++++ RECORDS SHOWN ++++

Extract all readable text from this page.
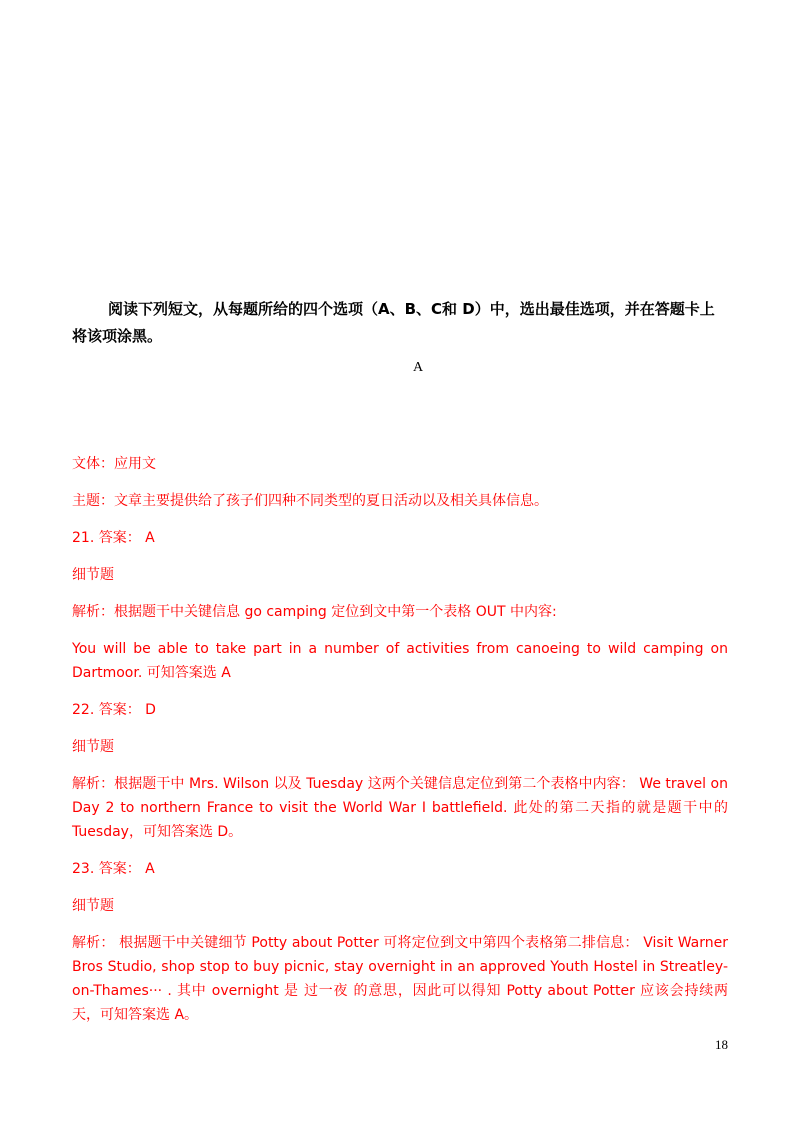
阅读下列短文，从每题所给的四个选项（A、B、C和 D）中，选出最佳选项，并在答题卡上将该项涂黑。

A

文体：应用文

主题：文章主要提供给了孩子们四种不同类型的夏日活动以及相关具体信息。

21. 答案： A

细节题

解析：根据题干中关键信息 go camping 定位到文中第一个表格 OUT 中内容:

You will be able to take part in a number of activities from canoeing to wild camping on Dartmoor. 可知答案选 A

22. 答案： D

细节题

解析：根据题干中 Mrs. Wilson 以及 Tuesday 这两个关键信息定位到第二个表格中内容： We travel on Day 2 to northern France to visit the World War I battlefield. 此处的第二天指的就是题干中的 Tuesday，可知答案选 D。

23. 答案： A

细节题

解析： 根据题干中关键细节 Potty about Potter 可将定位到文中第四个表格第二排信息： Visit Warner Bros Studio, shop stop to buy picnic, stay overnight in an approved Youth Hostel in Streatley-on-Thames··· . 其中 overnight 是 过一夜 的意思，因此可以得知 Potty about Potter 应该会持续两天，可知答案选 A。

18
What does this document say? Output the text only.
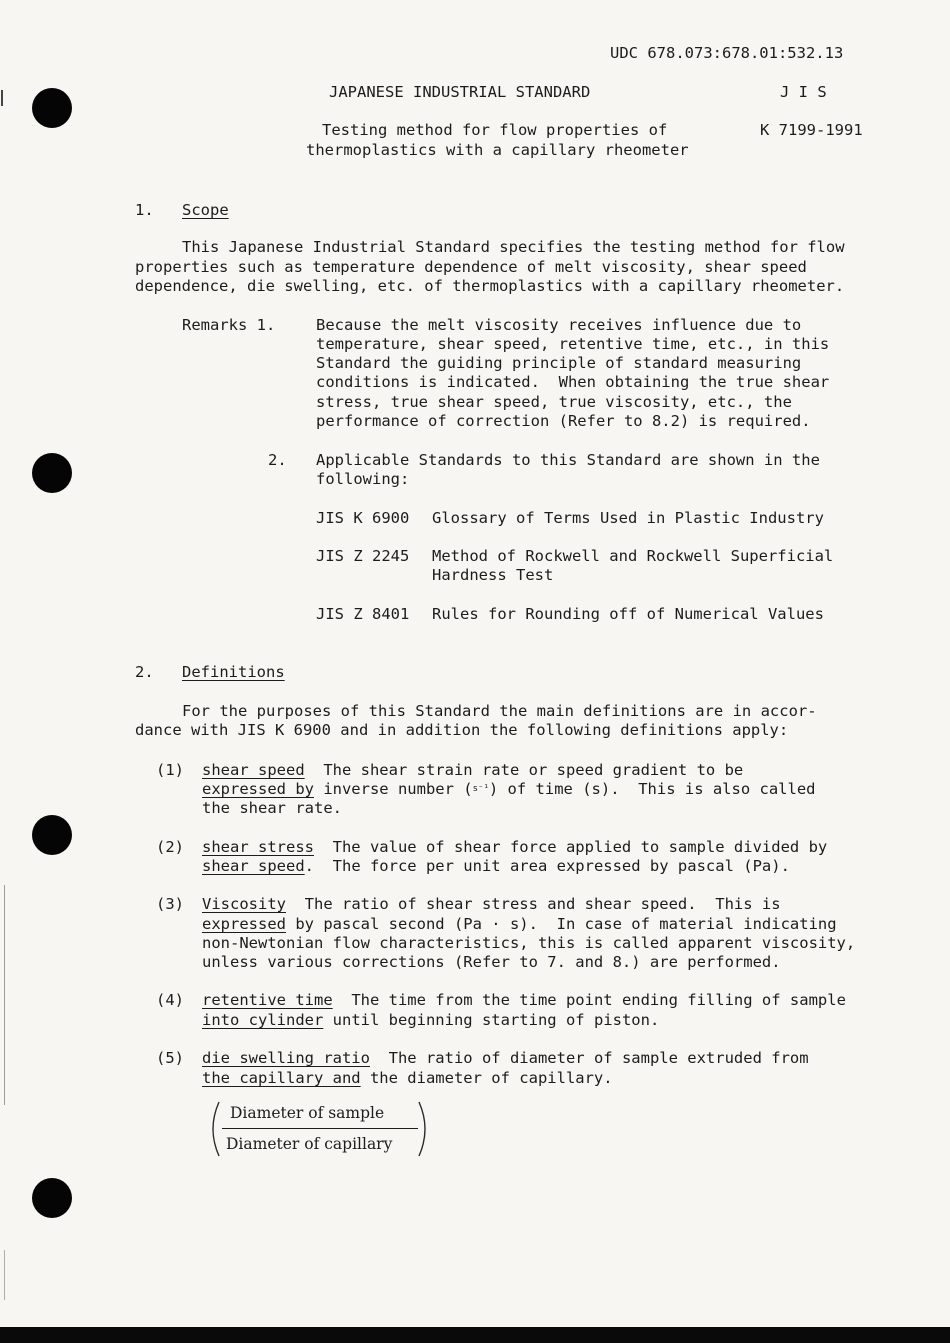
UDC 678.073:678.01:532.13
JAPANESE INDUSTRIAL STANDARD	J I S
Testing method for flow properties of
thermoplastics with a capillary rheometer
K 7199-1991
1. Scope
This Japanese Industrial Standard specifies the testing method for flow
properties such as temperature dependence of melt viscosity, shear speed
dependence, die swelling, etc. of thermoplastics with a capillary rheometer.
Remarks 1.	Because the melt viscosity receives influence due to
temperature, shear speed, retentive time, etc., in this
Standard the guiding principle of standard measuring
conditions is indicated.  When obtaining the true shear
stress, true shear speed, true viscosity, etc., the
performance of correction (Refer to 8.2) is required.
2. Applicable Standards to this Standard are shown in the
following:
JIS K 6900 Glossary of Terms Used in Plastic Industry
JIS Z 2245 Method of Rockwell and Rockwell Superficial
Hardness Test
JIS Z 8401 Rules for Rounding off of Numerical Values
2. Definitions
For the purposes of this Standard the main definitions are in accor-
dance with JIS K 6900 and in addition the following definitions apply:
(1) shear speed  The shear strain rate or speed gradient to be
expressed by inverse number (s⁻¹) of time (s).  This is also called
the shear rate.
(2) shear stress  The value of shear force applied to sample divided by
shear speed.  The force per unit area expressed by pascal (Pa).
(3) Viscosity  The ratio of shear stress and shear speed.  This is
expressed by pascal second (Pa · s).  In case of material indicating
non-Newtonian flow characteristics, this is called apparent viscosity,
unless various corrections (Refer to 7. and 8.) are performed.
(4) retentive time  The time from the time point ending filling of sample
into cylinder until beginning starting of piston.
(5) die swelling ratio  The ratio of diameter of sample extruded from
the capillary and the diameter of capillary.
Diameter of sample
Diameter of capillary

++++

**JOB**
All records above are to be printed exactly, minus the pictures they contain.

**THE REPLY**
Extract all readable text from this page.
阅读下列短文，从每题所给的四个选项（A、B、C和 D）中，选出最佳选项，并在答题卡上将该项涂黑。

A

文体：应用文

主题：文章主要提供给了孩子们四种不同类型的夏日活动以及相关具体信息。

21. 答案： A

细节题

解析：根据题干中关键信息 go camping 定位到文中第一个表格 OUT 中内容:

You will be able to take part in a number of activities from canoeing to wild camping on Dartmoor. 可知答案选 A

22. 答案： D

细节题

解析：根据题干中 Mrs. Wilson 以及 Tuesday 这两个关键信息定位到第二个表格中内容： We travel on Day 2 to northern France to visit the World War I battlefield. 此处的第二天指的就是题干中的 Tuesday，可知答案选 D。

23. 答案： A

细节题

解析： 根据题干中关键细节 Potty about Potter 可将定位到文中第四个表格第二排信息： Visit Warner Bros Studio, shop stop to buy picnic, stay overnight in an approved Youth Hostel in Streatley-on-Thames··· . 其中 overnight 是 过一夜 的意思，因此可以得知 Potty about Potter 应该会持续两天，可知答案选 A。

18
What does this document say? Output the text only.
UDC 678.073:678.01:532.13
JAPANESE INDUSTRIAL STANDARD	J I S
Testing method for flow properties of
thermoplastics with a capillary rheometer
K 7199-1991
1. Scope
This Japanese Industrial Standard specifies the testing method for flow
properties such as temperature dependence of melt viscosity, shear speed
dependence, die swelling, etc. of thermoplastics with a capillary rheometer.
Remarks 1.	Because the melt viscosity receives influence due to
temperature, shear speed, retentive time, etc., in this
Standard the guiding principle of standard measuring
conditions is indicated.  When obtaining the true shear
stress, true shear speed, true viscosity, etc., the
performance of correction (Refer to 8.2) is required.
2. Applicable Standards to this Standard are shown in the
following:
JIS K 6900 Glossary of Terms Used in Plastic Industry
JIS Z 2245 Method of Rockwell and Rockwell Superficial
Hardness Test
JIS Z 8401 Rules for Rounding off of Numerical Values
2. Definitions
For the purposes of this Standard the main definitions are in accor-
dance with JIS K 6900 and in addition the following definitions apply:
(1) shear speed  The shear strain rate or speed gradient to be
expressed by inverse number (s⁻¹) of time (s).  This is also called
the shear rate.
(2) shear stress  The value of shear force applied to sample divided by
shear speed.  The force per unit area expressed by pascal (Pa).
(3) Viscosity  The ratio of shear stress and shear speed.  This is
expressed by pascal second (Pa · s).  In case of material indicating
non-Newtonian flow characteristics, this is called apparent viscosity,
unless various corrections (Refer to 7. and 8.) are performed.
(4) retentive time  The time from the time point ending filling of sample
into cylinder until beginning starting of piston.
(5) die swelling ratio  The ratio of diameter of sample extruded from
the capillary and the diameter of capillary.
Diameter of sample
Diameter of capillary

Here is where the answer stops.